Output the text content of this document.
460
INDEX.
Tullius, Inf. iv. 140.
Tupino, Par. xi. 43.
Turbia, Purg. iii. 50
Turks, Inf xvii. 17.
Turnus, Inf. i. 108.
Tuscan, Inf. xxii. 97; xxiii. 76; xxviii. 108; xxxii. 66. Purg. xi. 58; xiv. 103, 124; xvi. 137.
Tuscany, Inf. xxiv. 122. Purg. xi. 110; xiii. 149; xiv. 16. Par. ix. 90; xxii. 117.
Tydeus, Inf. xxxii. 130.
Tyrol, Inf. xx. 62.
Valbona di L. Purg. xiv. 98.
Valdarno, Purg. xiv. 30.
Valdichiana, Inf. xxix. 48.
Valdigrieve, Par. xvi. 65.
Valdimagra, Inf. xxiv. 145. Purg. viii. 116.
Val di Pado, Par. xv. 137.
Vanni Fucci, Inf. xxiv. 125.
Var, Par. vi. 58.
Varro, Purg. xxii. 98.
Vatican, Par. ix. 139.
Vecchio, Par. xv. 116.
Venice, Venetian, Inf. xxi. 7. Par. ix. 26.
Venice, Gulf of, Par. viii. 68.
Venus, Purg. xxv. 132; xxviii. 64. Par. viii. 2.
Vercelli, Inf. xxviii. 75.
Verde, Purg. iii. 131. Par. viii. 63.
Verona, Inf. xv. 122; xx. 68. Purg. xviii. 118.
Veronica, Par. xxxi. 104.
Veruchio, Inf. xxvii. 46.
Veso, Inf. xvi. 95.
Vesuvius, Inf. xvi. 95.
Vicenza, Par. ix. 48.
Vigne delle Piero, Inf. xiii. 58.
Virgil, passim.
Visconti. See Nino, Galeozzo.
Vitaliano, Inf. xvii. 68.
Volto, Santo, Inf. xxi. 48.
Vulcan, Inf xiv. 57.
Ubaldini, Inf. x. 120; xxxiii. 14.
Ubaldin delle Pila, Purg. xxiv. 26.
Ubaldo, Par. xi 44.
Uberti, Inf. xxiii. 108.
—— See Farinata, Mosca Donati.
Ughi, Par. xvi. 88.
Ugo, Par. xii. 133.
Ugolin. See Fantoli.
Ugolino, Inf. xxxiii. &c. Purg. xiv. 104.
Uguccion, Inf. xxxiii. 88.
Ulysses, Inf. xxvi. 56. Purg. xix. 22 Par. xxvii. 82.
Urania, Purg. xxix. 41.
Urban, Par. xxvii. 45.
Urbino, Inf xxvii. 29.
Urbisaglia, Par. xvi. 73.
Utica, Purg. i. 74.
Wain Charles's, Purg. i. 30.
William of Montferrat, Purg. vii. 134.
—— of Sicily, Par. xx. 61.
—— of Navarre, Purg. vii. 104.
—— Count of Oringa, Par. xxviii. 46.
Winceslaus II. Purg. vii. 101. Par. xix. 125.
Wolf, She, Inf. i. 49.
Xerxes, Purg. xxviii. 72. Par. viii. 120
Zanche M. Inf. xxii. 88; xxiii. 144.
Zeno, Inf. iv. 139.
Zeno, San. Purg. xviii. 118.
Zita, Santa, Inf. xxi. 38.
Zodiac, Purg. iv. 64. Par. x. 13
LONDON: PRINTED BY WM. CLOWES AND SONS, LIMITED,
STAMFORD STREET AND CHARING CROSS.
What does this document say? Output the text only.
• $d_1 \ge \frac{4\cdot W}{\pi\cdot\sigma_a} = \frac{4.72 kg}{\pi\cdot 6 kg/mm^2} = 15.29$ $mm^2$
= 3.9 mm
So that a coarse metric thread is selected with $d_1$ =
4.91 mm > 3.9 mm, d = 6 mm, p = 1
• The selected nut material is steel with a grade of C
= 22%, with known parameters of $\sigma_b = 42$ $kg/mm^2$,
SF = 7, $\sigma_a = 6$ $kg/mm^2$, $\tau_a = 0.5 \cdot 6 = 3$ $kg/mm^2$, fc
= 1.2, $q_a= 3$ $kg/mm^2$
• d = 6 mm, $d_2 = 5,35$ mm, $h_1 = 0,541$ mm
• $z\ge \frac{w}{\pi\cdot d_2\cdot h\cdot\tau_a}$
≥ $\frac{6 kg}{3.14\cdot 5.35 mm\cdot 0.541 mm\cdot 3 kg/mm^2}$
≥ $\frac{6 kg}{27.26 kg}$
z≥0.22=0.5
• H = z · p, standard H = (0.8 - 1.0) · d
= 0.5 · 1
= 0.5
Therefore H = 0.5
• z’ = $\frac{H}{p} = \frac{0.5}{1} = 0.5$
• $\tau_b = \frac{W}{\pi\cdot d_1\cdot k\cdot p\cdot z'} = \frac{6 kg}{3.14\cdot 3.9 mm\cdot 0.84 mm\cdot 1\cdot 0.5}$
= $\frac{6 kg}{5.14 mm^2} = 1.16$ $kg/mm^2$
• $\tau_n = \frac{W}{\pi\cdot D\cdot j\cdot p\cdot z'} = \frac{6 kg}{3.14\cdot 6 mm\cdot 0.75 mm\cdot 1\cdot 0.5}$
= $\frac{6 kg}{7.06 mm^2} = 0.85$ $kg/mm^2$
----
WHAT TO WORK ON: Would you reproduce the material above in full, exactly as given?

CORRECT ANSWER:
Output the text content of this document.
460
INDEX.
Tullius, Inf. iv. 140.
Tupino, Par. xi. 43.
Turbia, Purg. iii. 50
Turks, Inf xvii. 17.
Turnus, Inf. i. 108.
Tuscan, Inf. xxii. 97; xxiii. 76; xxviii. 108; xxxii. 66. Purg. xi. 58; xiv. 103, 124; xvi. 137.
Tuscany, Inf. xxiv. 122. Purg. xi. 110; xiii. 149; xiv. 16. Par. ix. 90; xxii. 117.
Tydeus, Inf. xxxii. 130.
Tyrol, Inf. xx. 62.
Valbona di L. Purg. xiv. 98.
Valdarno, Purg. xiv. 30.
Valdichiana, Inf. xxix. 48.
Valdigrieve, Par. xvi. 65.
Valdimagra, Inf. xxiv. 145. Purg. viii. 116.
Val di Pado, Par. xv. 137.
Vanni Fucci, Inf. xxiv. 125.
Var, Par. vi. 58.
Varro, Purg. xxii. 98.
Vatican, Par. ix. 139.
Vecchio, Par. xv. 116.
Venice, Venetian, Inf. xxi. 7. Par. ix. 26.
Venice, Gulf of, Par. viii. 68.
Venus, Purg. xxv. 132; xxviii. 64. Par. viii. 2.
Vercelli, Inf. xxviii. 75.
Verde, Purg. iii. 131. Par. viii. 63.
Verona, Inf. xv. 122; xx. 68. Purg. xviii. 118.
Veronica, Par. xxxi. 104.
Veruchio, Inf. xxvii. 46.
Veso, Inf. xvi. 95.
Vesuvius, Inf. xvi. 95.
Vicenza, Par. ix. 48.
Vigne delle Piero, Inf. xiii. 58.
Virgil, passim.
Visconti. See Nino, Galeozzo.
Vitaliano, Inf. xvii. 68.
Volto, Santo, Inf. xxi. 48.
Vulcan, Inf xiv. 57.
Ubaldini, Inf. x. 120; xxxiii. 14.
Ubaldin delle Pila, Purg. xxiv. 26.
Ubaldo, Par. xi 44.
Uberti, Inf. xxiii. 108.
—— See Farinata, Mosca Donati.
Ughi, Par. xvi. 88.
Ugo, Par. xii. 133.
Ugolin. See Fantoli.
Ugolino, Inf. xxxiii. &c. Purg. xiv. 104.
Uguccion, Inf. xxxiii. 88.
Ulysses, Inf. xxvi. 56. Purg. xix. 22 Par. xxvii. 82.
Urania, Purg. xxix. 41.
Urban, Par. xxvii. 45.
Urbino, Inf xxvii. 29.
Urbisaglia, Par. xvi. 73.
Utica, Purg. i. 74.
Wain Charles's, Purg. i. 30.
William of Montferrat, Purg. vii. 134.
—— of Sicily, Par. xx. 61.
—— of Navarre, Purg. vii. 104.
—— Count of Oringa, Par. xxviii. 46.
Winceslaus II. Purg. vii. 101. Par. xix. 125.
Wolf, She, Inf. i. 49.
Xerxes, Purg. xxviii. 72. Par. viii. 120
Zanche M. Inf. xxii. 88; xxiii. 144.
Zeno, Inf. iv. 139.
Zeno, San. Purg. xviii. 118.
Zita, Santa, Inf. xxi. 38.
Zodiac, Purg. iv. 64. Par. x. 13
LONDON: PRINTED BY WM. CLOWES AND SONS, LIMITED,
STAMFORD STREET AND CHARING CROSS.
What does this document say? Output the text only.
• $d_1 \ge \frac{4\cdot W}{\pi\cdot\sigma_a} = \frac{4.72 kg}{\pi\cdot 6 kg/mm^2} = 15.29$ $mm^2$
= 3.9 mm
So that a coarse metric thread is selected with $d_1$ =
4.91 mm > 3.9 mm, d = 6 mm, p = 1
• The selected nut material is steel with a grade of C
= 22%, with known parameters of $\sigma_b = 42$ $kg/mm^2$,
SF = 7, $\sigma_a = 6$ $kg/mm^2$, $\tau_a = 0.5 \cdot 6 = 3$ $kg/mm^2$, fc
= 1.2, $q_a= 3$ $kg/mm^2$
• d = 6 mm, $d_2 = 5,35$ mm, $h_1 = 0,541$ mm
• $z\ge \frac{w}{\pi\cdot d_2\cdot h\cdot\tau_a}$
≥ $\frac{6 kg}{3.14\cdot 5.35 mm\cdot 0.541 mm\cdot 3 kg/mm^2}$
≥ $\frac{6 kg}{27.26 kg}$
z≥0.22=0.5
• H = z · p, standard H = (0.8 - 1.0) · d
= 0.5 · 1
= 0.5
Therefore H = 0.5
• z’ = $\frac{H}{p} = \frac{0.5}{1} = 0.5$
• $\tau_b = \frac{W}{\pi\cdot d_1\cdot k\cdot p\cdot z'} = \frac{6 kg}{3.14\cdot 3.9 mm\cdot 0.84 mm\cdot 1\cdot 0.5}$
= $\frac{6 kg}{5.14 mm^2} = 1.16$ $kg/mm^2$
• $\tau_n = \frac{W}{\pi\cdot D\cdot j\cdot p\cdot z'} = \frac{6 kg}{3.14\cdot 6 mm\cdot 0.75 mm\cdot 1\cdot 0.5}$
= $\frac{6 kg}{7.06 mm^2} = 0.85$ $kg/mm^2$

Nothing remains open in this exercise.